→ **Supplied material**:
╭──
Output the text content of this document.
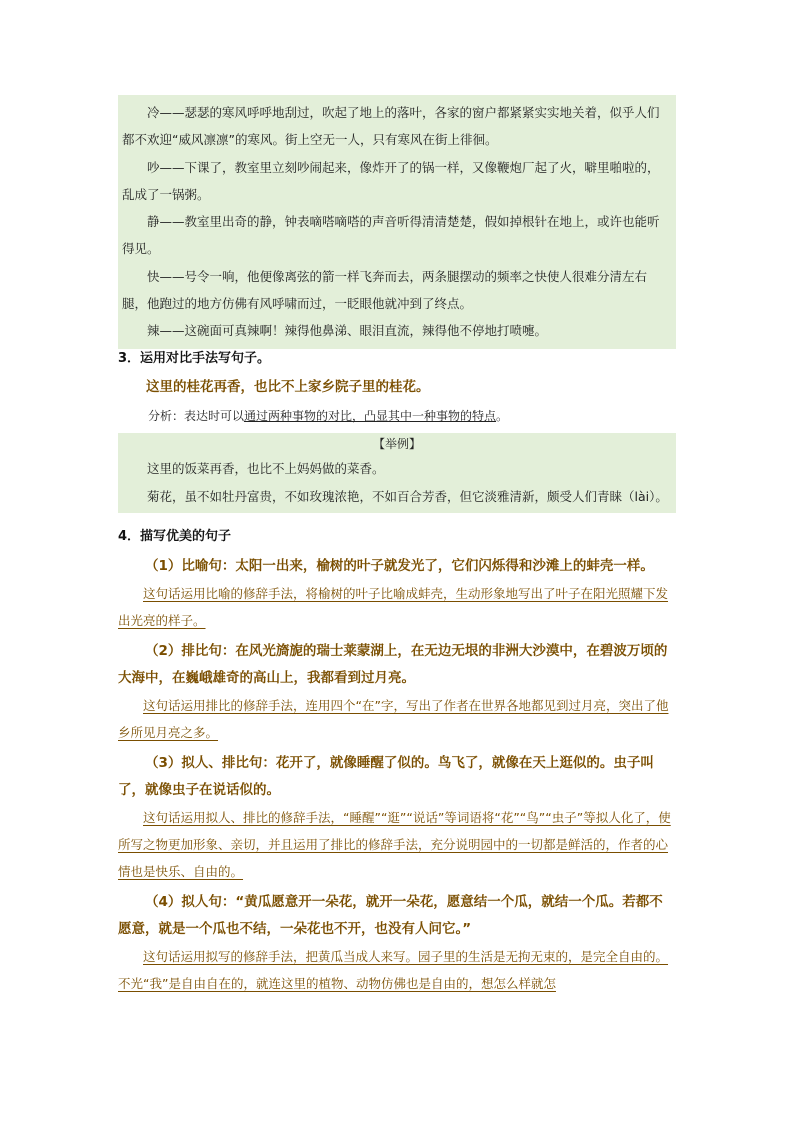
冷——瑟瑟的寒风呼呼地刮过，吹起了地上的落叶，各家的窗户都紧紧实实地关着，似乎人们都不欢迎“威风凛凛”的寒风。街上空无一人，只有寒风在街上徘徊。

吵——下课了，教室里立刻吵闹起来，像炸开了的锅一样，又像鞭炮厂起了火，噼里啪啦的，乱成了一锅粥。

静——教室里出奇的静，钟表嘀嗒嘀嗒的声音听得清清楚楚，假如掉根针在地上，或许也能听得见。

快——号令一响，他便像离弦的箭一样飞奔而去，两条腿摆动的频率之快使人很难分清左右腿，他跑过的地方仿佛有风呼啸而过，一眨眼他就冲到了终点。

辣——这碗面可真辣啊！辣得他鼻涕、眼泪直流，辣得他不停地打喷嚏。

3．运用对比手法写句子。

这里的桂花再香，也比不上家乡院子里的桂花。

分析：表达时可以通过两种事物的对比，凸显其中一种事物的特点。

【举例】

这里的饭菜再香，也比不上妈妈做的菜香。

菊花，虽不如牡丹富贵，不如玫瑰浓艳，不如百合芳香，但它淡雅清新，颇受人们青睐（lài）。

4．描写优美的句子

（1）比喻句：太阳一出来，榆树的叶子就发光了，它们闪烁得和沙滩上的蚌壳一样。

这句话运用比喻的修辞手法，将榆树的叶子比喻成蚌壳，生动形象地写出了叶子在阳光照耀下发出光亮的样子。

（2）排比句：在风光旖旎的瑞士莱蒙湖上，在无边无垠的非洲大沙漠中，在碧波万顷的大海中，在巍峨雄奇的高山上，我都看到过月亮。

这句话运用排比的修辞手法，连用四个“在”字，写出了作者在世界各地都见到过月亮，突出了他乡所见月亮之多。

（3）拟人、排比句：花开了，就像睡醒了似的。鸟飞了，就像在天上逛似的。虫子叫了，就像虫子在说话似的。

这句话运用拟人、排比的修辞手法，“睡醒”“逛”“说话”等词语将“花”“鸟”“虫子”等拟人化了，使所写之物更加形象、亲切，并且运用了排比的修辞手法，充分说明园中的一切都是鲜活的，作者的心情也是快乐、自由的。

（4）拟人句：“黄瓜愿意开一朵花，就开一朵花，愿意结一个瓜，就结一个瓜。若都不愿意，就是一个瓜也不结，一朵花也不开，也没有人问它。”

这句话运用拟写的修辞手法，把黄瓜当成人来写。园子里的生活是无拘无束的，是完全自由的。不光“我”是自由自在的，就连这里的植物、动物仿佛也是自由的，想怎么样就怎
╰──
→ **What the exercise asks**: Every line of the data above should be quoted exactly. Omit the pictures.

→ **Solution for this problem**:
Output the text content of this document.
冷——瑟瑟的寒风呼呼地刮过，吹起了地上的落叶，各家的窗户都紧紧实实地关着，似乎人们都不欢迎“威风凛凛”的寒风。街上空无一人，只有寒风在街上徘徊。

吵——下课了，教室里立刻吵闹起来，像炸开了的锅一样，又像鞭炮厂起了火，噼里啪啦的，乱成了一锅粥。

静——教室里出奇的静，钟表嘀嗒嘀嗒的声音听得清清楚楚，假如掉根针在地上，或许也能听得见。

快——号令一响，他便像离弦的箭一样飞奔而去，两条腿摆动的频率之快使人很难分清左右腿，他跑过的地方仿佛有风呼啸而过，一眨眼他就冲到了终点。

辣——这碗面可真辣啊！辣得他鼻涕、眼泪直流，辣得他不停地打喷嚏。

3．运用对比手法写句子。

这里的桂花再香，也比不上家乡院子里的桂花。

分析：表达时可以通过两种事物的对比，凸显其中一种事物的特点。

【举例】

这里的饭菜再香，也比不上妈妈做的菜香。

菊花，虽不如牡丹富贵，不如玫瑰浓艳，不如百合芳香，但它淡雅清新，颇受人们青睐（lài）。

4．描写优美的句子

（1）比喻句：太阳一出来，榆树的叶子就发光了，它们闪烁得和沙滩上的蚌壳一样。

这句话运用比喻的修辞手法，将榆树的叶子比喻成蚌壳，生动形象地写出了叶子在阳光照耀下发出光亮的样子。

（2）排比句：在风光旖旎的瑞士莱蒙湖上，在无边无垠的非洲大沙漠中，在碧波万顷的大海中，在巍峨雄奇的高山上，我都看到过月亮。

这句话运用排比的修辞手法，连用四个“在”字，写出了作者在世界各地都见到过月亮，突出了他乡所见月亮之多。

（3）拟人、排比句：花开了，就像睡醒了似的。鸟飞了，就像在天上逛似的。虫子叫了，就像虫子在说话似的。

这句话运用拟人、排比的修辞手法，“睡醒”“逛”“说话”等词语将“花”“鸟”“虫子”等拟人化了，使所写之物更加形象、亲切，并且运用了排比的修辞手法，充分说明园中的一切都是鲜活的，作者的心情也是快乐、自由的。

（4）拟人句：“黄瓜愿意开一朵花，就开一朵花，愿意结一个瓜，就结一个瓜。若都不愿意，就是一个瓜也不结，一朵花也不开，也没有人问它。”

这句话运用拟写的修辞手法，把黄瓜当成人来写。园子里的生活是无拘无束的，是完全自由的。不光“我”是自由自在的，就连这里的植物、动物仿佛也是自由的，想怎么样就怎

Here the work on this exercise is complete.